__TASK ITEM__
According to the article below on Security Council Resolution 1563, for how long did the resolution extend the authorization of the International Security Assistance Force?

__SELECTED EXCERPT__
# # #

Security Council composition
- Permanent members: China; France; Russia; United Kingdom; United States;
- Non-permanent members: Algeria; Angola; Benin; Brazil; Chile; Germany; Pakistan; Philippines; Romania; Spain;

= United Nations Security Council Resolution 1563 =

United Nations Security Council resolution 1563, adopted unanimously on 17 September 2004, after reaffirming all resolutions on the situation in Afghanistan, particularly resolutions 1386 (2001), 1413 (2002), 1444 (2002) and 1510 (2003), and resolutions 1368 (2001) and 1373 (2001) on terrorism, the council extended the authorisation of the International Security Assistance Force (ISAF) for a further period of one year.

==Resolution==
===Observations===
The Security Council recognised that the responsibility for providing security and law and order throughout Afghanistan resided with Afghans themselves. It recalled the Bonn Agreement and its provision for the progressive expansion of ISAF to other areas beyond Kabul. The council also stressed the importance of the expansion of central government authority, security sector reform and comprehensive disarmament, demobilisation and reintegration of all armed forces. There were concerns that the Bonn Agreement could not be fully implemented due to the security situation in parts of the country.

# # #

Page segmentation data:
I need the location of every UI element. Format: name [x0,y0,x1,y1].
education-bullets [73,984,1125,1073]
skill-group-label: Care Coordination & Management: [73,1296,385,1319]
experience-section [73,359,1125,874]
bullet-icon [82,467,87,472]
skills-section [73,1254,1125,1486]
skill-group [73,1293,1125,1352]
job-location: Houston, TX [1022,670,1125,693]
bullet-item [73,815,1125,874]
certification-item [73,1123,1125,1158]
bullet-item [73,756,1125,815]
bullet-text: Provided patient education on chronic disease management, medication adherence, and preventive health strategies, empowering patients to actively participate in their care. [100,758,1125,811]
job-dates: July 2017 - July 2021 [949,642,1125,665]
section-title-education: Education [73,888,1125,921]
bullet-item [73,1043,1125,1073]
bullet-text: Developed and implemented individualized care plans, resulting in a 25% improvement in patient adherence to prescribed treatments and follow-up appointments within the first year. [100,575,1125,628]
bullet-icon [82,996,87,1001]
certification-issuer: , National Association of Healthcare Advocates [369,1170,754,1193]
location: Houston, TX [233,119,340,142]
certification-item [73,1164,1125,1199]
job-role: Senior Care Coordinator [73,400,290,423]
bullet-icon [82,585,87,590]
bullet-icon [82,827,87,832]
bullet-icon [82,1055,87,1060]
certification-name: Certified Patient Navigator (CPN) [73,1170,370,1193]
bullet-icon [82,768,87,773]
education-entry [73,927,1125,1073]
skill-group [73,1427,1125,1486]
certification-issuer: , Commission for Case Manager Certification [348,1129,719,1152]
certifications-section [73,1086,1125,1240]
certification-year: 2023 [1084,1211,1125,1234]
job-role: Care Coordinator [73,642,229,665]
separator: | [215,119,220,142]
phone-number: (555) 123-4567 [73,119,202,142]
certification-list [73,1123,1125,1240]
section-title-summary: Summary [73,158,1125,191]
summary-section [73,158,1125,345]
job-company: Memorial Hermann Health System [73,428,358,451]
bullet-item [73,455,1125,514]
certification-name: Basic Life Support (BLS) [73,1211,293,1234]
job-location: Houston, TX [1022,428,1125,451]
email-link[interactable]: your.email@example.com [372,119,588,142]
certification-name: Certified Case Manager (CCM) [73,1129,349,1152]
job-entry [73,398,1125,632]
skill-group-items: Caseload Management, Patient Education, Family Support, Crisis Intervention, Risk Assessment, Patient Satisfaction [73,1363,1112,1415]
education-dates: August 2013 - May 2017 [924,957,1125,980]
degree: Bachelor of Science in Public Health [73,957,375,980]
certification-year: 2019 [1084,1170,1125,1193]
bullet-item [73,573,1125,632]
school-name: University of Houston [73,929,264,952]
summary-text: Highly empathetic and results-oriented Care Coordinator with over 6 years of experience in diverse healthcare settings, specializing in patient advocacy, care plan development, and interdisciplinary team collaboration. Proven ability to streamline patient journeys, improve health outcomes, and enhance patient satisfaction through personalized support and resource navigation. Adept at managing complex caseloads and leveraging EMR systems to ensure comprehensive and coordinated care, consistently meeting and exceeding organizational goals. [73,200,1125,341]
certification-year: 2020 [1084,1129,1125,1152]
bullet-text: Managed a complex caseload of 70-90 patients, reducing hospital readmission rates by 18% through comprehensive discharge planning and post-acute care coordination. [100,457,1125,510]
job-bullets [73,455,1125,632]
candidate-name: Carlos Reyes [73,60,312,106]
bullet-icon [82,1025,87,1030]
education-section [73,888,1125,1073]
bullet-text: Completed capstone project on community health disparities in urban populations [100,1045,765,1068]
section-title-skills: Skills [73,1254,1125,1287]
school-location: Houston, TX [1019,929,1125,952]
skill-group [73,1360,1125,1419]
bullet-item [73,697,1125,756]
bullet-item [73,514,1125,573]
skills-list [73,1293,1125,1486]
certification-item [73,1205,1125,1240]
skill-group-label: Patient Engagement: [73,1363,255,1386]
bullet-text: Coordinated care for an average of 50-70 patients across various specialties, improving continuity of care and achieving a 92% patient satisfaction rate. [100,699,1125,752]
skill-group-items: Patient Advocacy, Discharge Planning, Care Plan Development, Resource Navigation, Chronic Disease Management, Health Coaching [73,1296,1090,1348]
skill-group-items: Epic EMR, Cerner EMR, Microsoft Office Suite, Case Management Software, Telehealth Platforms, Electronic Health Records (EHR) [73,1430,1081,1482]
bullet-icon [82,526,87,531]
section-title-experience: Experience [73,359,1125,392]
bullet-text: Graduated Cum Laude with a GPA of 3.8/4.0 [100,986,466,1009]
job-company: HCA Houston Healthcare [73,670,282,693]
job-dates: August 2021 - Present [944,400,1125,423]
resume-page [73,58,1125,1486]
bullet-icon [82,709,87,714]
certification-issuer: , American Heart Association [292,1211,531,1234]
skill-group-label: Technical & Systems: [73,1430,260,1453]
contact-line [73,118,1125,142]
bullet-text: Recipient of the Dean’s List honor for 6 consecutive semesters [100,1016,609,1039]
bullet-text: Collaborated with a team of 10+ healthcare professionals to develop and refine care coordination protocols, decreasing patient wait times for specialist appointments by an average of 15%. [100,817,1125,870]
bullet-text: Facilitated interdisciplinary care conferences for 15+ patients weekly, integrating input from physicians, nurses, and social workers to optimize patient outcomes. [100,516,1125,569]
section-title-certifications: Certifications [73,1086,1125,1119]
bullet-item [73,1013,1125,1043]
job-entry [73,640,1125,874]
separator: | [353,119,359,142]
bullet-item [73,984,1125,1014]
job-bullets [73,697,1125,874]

# # #

__EXPECTED OUTPUT__
For a further period of one year.